Using the records provided below, locate and copy each line that contains the word "periodo".

□ □ □

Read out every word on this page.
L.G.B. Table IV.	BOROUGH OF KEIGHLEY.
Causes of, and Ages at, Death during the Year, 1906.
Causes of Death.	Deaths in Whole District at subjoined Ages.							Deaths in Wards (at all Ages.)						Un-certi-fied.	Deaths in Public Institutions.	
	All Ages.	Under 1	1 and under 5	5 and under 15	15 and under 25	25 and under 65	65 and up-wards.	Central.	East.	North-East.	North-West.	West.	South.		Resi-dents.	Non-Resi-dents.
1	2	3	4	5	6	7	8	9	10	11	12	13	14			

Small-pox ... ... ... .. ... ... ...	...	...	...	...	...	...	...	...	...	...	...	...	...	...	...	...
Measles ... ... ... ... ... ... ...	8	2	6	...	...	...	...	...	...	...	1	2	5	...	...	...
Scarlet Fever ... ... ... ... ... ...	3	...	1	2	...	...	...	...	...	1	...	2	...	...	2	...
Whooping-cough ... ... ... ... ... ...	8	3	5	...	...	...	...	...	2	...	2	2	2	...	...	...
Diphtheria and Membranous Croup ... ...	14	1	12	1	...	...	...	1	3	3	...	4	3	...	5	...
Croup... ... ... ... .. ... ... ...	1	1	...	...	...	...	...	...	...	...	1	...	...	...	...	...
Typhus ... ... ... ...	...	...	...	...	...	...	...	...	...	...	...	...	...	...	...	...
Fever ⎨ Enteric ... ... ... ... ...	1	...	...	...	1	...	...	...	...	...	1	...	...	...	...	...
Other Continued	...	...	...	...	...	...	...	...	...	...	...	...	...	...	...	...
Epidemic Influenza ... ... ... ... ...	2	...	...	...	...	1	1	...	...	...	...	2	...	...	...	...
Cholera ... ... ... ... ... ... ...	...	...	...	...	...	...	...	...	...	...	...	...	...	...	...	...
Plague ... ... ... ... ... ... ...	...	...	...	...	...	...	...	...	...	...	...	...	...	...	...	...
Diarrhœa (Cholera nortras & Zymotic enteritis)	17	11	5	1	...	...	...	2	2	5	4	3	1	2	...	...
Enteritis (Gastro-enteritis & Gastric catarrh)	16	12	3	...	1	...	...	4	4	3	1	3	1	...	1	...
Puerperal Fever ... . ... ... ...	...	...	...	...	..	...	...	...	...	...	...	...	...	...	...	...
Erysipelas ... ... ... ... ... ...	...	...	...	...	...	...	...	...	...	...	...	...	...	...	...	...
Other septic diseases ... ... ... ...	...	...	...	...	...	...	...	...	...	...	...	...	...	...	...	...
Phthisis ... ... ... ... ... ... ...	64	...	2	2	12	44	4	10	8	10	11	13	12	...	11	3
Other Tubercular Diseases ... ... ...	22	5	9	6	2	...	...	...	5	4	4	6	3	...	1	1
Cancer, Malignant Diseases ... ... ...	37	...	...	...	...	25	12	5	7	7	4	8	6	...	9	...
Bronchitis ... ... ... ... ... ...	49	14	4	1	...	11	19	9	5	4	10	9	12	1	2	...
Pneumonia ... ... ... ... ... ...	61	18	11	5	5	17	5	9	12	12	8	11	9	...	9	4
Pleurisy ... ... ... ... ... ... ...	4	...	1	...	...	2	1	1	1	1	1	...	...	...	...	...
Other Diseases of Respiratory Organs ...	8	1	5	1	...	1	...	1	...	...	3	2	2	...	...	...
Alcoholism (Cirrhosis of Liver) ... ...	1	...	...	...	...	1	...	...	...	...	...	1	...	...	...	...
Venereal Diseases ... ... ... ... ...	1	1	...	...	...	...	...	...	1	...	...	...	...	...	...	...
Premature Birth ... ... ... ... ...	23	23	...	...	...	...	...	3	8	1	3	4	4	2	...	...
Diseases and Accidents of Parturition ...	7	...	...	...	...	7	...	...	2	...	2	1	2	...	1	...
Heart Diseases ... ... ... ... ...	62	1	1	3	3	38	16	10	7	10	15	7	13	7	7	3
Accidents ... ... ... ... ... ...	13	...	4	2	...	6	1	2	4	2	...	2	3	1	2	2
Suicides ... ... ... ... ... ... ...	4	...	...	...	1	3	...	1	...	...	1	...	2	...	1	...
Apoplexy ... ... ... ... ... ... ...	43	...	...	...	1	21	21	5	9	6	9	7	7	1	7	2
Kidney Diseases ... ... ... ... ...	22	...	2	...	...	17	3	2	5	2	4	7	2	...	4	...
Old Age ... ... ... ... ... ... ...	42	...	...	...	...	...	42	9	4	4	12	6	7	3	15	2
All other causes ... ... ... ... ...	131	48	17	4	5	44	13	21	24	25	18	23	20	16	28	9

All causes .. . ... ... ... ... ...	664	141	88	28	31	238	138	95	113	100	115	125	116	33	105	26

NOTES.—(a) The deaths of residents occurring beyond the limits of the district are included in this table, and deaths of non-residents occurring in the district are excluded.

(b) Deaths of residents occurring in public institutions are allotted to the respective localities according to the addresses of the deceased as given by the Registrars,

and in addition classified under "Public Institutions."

□ □ □

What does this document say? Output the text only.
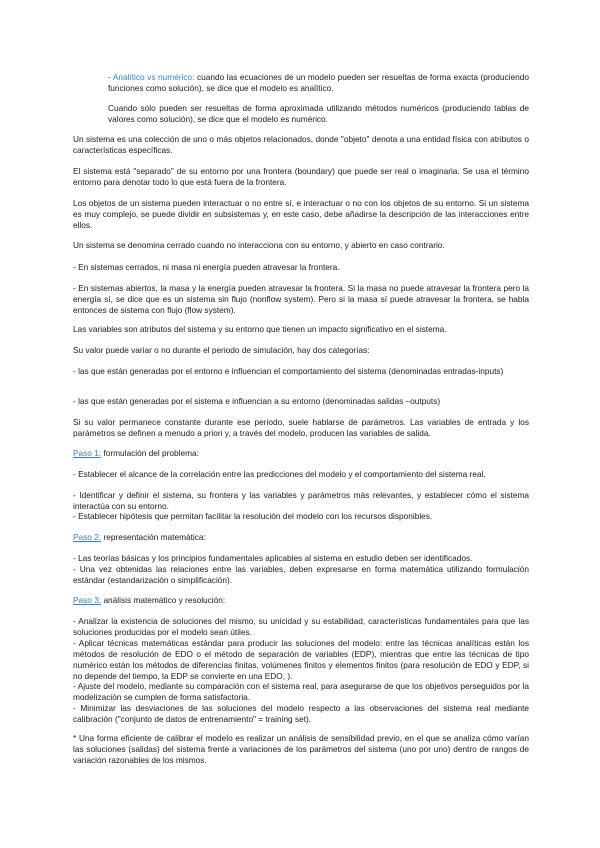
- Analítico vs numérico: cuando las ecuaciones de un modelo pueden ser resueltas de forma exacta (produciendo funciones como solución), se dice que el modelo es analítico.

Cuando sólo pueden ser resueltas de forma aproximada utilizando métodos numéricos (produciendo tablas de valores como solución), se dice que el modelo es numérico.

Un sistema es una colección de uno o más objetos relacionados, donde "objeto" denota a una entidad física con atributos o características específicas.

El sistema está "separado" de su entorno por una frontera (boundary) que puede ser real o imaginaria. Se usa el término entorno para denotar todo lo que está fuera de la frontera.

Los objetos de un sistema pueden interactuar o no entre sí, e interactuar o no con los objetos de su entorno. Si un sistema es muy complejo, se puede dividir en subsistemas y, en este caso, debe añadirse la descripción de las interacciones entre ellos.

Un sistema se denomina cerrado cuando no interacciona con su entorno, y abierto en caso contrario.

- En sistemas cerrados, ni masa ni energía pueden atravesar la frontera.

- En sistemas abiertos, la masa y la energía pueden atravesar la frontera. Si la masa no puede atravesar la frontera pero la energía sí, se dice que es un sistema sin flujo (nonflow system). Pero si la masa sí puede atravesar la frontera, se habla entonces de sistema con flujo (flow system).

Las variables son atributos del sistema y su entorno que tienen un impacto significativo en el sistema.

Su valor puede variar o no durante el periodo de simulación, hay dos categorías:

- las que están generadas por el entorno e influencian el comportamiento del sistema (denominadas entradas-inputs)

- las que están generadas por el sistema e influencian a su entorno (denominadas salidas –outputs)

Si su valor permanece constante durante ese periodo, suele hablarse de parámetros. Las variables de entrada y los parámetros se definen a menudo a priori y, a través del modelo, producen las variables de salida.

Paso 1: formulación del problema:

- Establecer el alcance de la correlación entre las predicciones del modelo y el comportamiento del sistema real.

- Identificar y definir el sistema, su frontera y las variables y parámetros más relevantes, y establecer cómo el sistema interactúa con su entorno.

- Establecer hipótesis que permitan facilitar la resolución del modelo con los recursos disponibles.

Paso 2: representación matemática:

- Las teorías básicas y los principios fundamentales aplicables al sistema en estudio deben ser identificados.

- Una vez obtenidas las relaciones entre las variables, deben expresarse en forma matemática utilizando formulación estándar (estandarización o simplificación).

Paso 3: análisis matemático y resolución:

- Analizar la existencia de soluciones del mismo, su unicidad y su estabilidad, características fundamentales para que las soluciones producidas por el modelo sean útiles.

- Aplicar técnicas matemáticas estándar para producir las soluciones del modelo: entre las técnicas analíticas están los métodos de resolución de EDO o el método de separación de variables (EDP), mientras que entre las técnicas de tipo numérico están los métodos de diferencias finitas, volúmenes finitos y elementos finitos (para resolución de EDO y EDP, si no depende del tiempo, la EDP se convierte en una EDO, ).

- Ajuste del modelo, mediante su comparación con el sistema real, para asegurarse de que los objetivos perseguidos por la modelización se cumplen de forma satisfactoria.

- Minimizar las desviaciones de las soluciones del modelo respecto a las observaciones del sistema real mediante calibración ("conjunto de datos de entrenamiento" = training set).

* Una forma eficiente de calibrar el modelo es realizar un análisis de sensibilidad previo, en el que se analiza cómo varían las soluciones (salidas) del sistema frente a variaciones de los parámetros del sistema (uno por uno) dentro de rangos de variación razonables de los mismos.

□ □ □

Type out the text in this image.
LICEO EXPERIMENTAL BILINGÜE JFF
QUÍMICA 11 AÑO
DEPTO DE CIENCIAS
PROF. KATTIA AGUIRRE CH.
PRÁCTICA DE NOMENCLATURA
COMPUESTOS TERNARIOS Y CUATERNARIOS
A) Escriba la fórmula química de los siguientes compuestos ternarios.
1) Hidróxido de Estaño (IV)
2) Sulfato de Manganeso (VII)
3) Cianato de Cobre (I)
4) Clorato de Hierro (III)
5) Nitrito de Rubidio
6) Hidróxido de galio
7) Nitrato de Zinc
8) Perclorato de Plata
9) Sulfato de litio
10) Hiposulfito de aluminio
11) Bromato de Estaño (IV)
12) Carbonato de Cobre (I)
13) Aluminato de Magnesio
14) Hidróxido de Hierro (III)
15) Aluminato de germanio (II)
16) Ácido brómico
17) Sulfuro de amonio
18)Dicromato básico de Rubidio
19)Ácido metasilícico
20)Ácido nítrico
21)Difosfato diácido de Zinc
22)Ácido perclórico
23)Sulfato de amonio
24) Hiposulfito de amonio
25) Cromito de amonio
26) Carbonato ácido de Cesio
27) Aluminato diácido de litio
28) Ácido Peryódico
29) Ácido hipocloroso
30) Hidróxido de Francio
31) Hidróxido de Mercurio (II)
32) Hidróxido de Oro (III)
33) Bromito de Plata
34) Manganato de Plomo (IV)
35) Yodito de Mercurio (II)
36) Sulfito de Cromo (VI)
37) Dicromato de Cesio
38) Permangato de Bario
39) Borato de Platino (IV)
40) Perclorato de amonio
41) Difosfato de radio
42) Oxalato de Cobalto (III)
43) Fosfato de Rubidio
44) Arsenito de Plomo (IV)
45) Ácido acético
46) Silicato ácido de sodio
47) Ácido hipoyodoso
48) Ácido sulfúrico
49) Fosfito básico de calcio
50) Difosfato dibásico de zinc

□ □ □

- Exercise solution -
Su valor puede variar o no durante el periodo de simulación, hay dos categorías:
Si su valor permanece constante durante ese periodo, suele hablarse de parámetros. Las variables de entrada y los parámetros se definen a menudo a priori y, a través del modelo, producen las variables de salida.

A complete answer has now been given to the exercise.